Request 1: Quote, character for character, the stretch of the records from the line containing "page-title: Customize Messages" through the line containing "help-error-qty-shop: You can", including both of those lines.

Extract:
Tell me, does anyone know examples of terrorism that atheists use to advance their ideas?(my first thought!!)

I found the article far fetched; written by a journalist who seems to have too much time on their hands.I also thought it typical of the kind of article associated with the Daily Mail.

My view as an atheist is that people like Dawkins dont represent a fudamentalist/extremist viewpoint. I personnally think he is a liberal.
 
This is a fairly common tactic. Religious people trying to drag rationality down to the level of religion.

Science != Religion
Science != Faith
Atheism != Fundamentalism.

Scientists / Atheists have the freedom to change their minds if suffiently convince evidence to do so ever turns up.

Religion / Fundamentalism never change their minds regardless of any evidence.
 
what a pile of shit i am agnostic but dont push my view onto people who have faith as lennon sang what every gets you through the night:p
 
Interesting article but I think you've missed the point.

As Phillip Pullman puts it,
It's vital to get clear in young minds what is a faith position and what is not

Now as I see it, the way in which you believe the world should be run is what shapes your opinions and behaviour. Whether you choose to add weight to this belief by insisting that god(s) are on your side or that this belief is purely rational, scientific perhaps, is not relevant.

And when a person claims to have blown up other human beings because of their religion we do not have to accept this as a genuine reason, particularly when co-religionists find the action abhorrent. This could an example of using religion as a cover for actions which serve a personal or political need.

Examples of terrorism by atheists; Baader-Meinhof is my first thought.

Anyway I'm pushed for time now. Later.
 
"We are witnessing a social phenomenon that is about fundamentalism," says Colin Slee, the Dean of Southwark. "Atheists like the Richard Dawkins of this world are just as fundamentalist as the people setting off bombs on the tube, the hardline settlers on the West Bank and the anti-gay bigots of the Church of England. Most of them would regard each other as destined to fry in hell."

Request 2: In the comments on atheism and fundamentalism, what position does Colin Slee hold?

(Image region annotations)
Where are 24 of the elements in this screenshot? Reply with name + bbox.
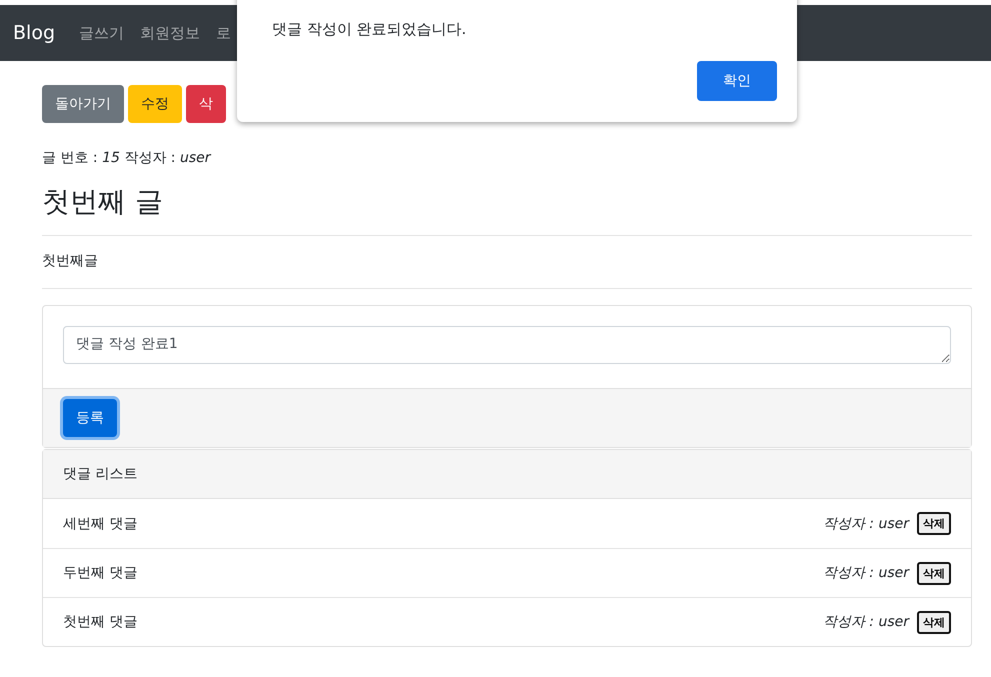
nav-link[interactable]: 로 [216, 24, 231, 42]
post-title: 첫번째 글 [42, 184, 164, 220]
submit-button[interactable]: 등록 [63, 399, 117, 437]
delete-button[interactable]: 삭제 [917, 512, 951, 535]
nav-link[interactable]: 회원정보 [140, 24, 200, 42]
post-meta: 글 번호 : 15 작성자 : user [42, 149, 212, 167]
dialog-message: 댓글 작성이 완료되었습니다. [272, 20, 468, 39]
reply-list-header: 댓글 리스트 [43, 450, 971, 499]
nav-link[interactable]: 글쓰기 [79, 24, 124, 42]
action-button[interactable]: 수정 [128, 85, 182, 123]
reply-author: 작성자 : user [822, 514, 909, 532]
reply-text: 두번째 댓글 [63, 564, 138, 582]
reply-author: 작성자 : user [822, 564, 909, 582]
brand-link[interactable]: Blog [13, 22, 55, 44]
action-button[interactable]: 돌아가기 [42, 85, 124, 123]
reply-text: 세번째 댓글 [63, 514, 138, 532]
ok-button[interactable]: 확인 [697, 61, 777, 101]
post-content: 첫번째글 [42, 252, 99, 271]
delete-button[interactable]: 삭제 [917, 610, 951, 634]
reply-text: 첫번째 댓글 [63, 613, 138, 631]
action-button[interactable]: 삭 [186, 85, 226, 123]
reply-author: 작성자 : user [822, 613, 909, 631]
reply-input[interactable]: 댓글 작성 완료1 [63, 326, 951, 364]
delete-button[interactable]: 삭제 [917, 562, 951, 584]
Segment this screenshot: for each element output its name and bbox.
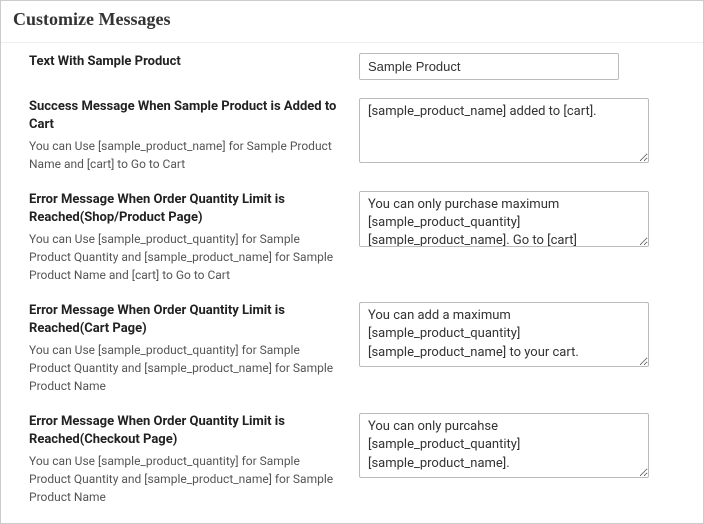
page-title: Customize Messages bbox=[1, 1, 703, 36]
label-error-qty-cart: Error Message When Order Quantity Limit … bbox=[29, 302, 341, 337]
form-area: Text With Sample Product Success Message… bbox=[1, 53, 703, 524]
textarea-error-qty-checkout[interactable]: You can only purcahse [sample_product_qu… bbox=[359, 413, 649, 478]
label-success-added: Success Message When Sample Product is A… bbox=[29, 98, 341, 133]
settings-panel: Customize Messages Text With Sample Prod… bbox=[0, 0, 704, 524]
help-error-qty-shop: You can Use [sample_product_quantity] fo… bbox=[29, 230, 341, 284]
help-error-qty-checkout: You can Use [sample_product_quantity] fo… bbox=[29, 452, 341, 506]
textarea-error-qty-shop[interactable]: You can only purchase maximum [sample_pr… bbox=[359, 191, 649, 247]
input-sample-text[interactable] bbox=[359, 53, 619, 80]
textarea-error-qty-cart[interactable]: You can add a maximum [sample_product_qu… bbox=[359, 302, 649, 367]
row-sample-text: Text With Sample Product bbox=[29, 53, 675, 80]
label-error-qty-shop: Error Message When Order Quantity Limit … bbox=[29, 191, 341, 226]
row-error-qty-cart: Error Message When Order Quantity Limit … bbox=[29, 302, 675, 395]
label-sample-text: Text With Sample Product bbox=[29, 53, 341, 71]
label-error-qty-checkout: Error Message When Order Quantity Limit … bbox=[29, 413, 341, 448]
row-success-added: Success Message When Sample Product is A… bbox=[29, 98, 675, 173]
divider bbox=[1, 42, 703, 43]
row-error-qty-checkout: Error Message When Order Quantity Limit … bbox=[29, 413, 675, 506]
help-error-qty-cart: You can Use [sample_product_quantity] fo… bbox=[29, 341, 341, 395]
textarea-success-added[interactable]: [sample_product_name] added to [cart]. bbox=[359, 98, 649, 163]
help-success-added: You can Use [sample_product_name] for Sa… bbox=[29, 137, 341, 173]
row-error-qty-shop: Error Message When Order Quantity Limit … bbox=[29, 191, 675, 284]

Task output 1:
page-title: Customize Messages bbox=[1, 1, 703, 36]
label-error-qty-cart: Error Message When Order Quantity Limit … bbox=[29, 302, 341, 337]
form-area: Text With Sample Product Success Message… bbox=[1, 53, 703, 524]
textarea-error-qty-checkout[interactable]: You can only purcahse [sample_product_qu… bbox=[359, 413, 649, 478]
label-success-added: Success Message When Sample Product is A… bbox=[29, 98, 341, 133]
settings-panel: Customize Messages Text With Sample Prod… bbox=[0, 0, 704, 524]
help-error-qty-shop: You can Use [sample_product_quantity] fo… bbox=[29, 230, 341, 284]

Task output 2: He is the Dean of Southwark.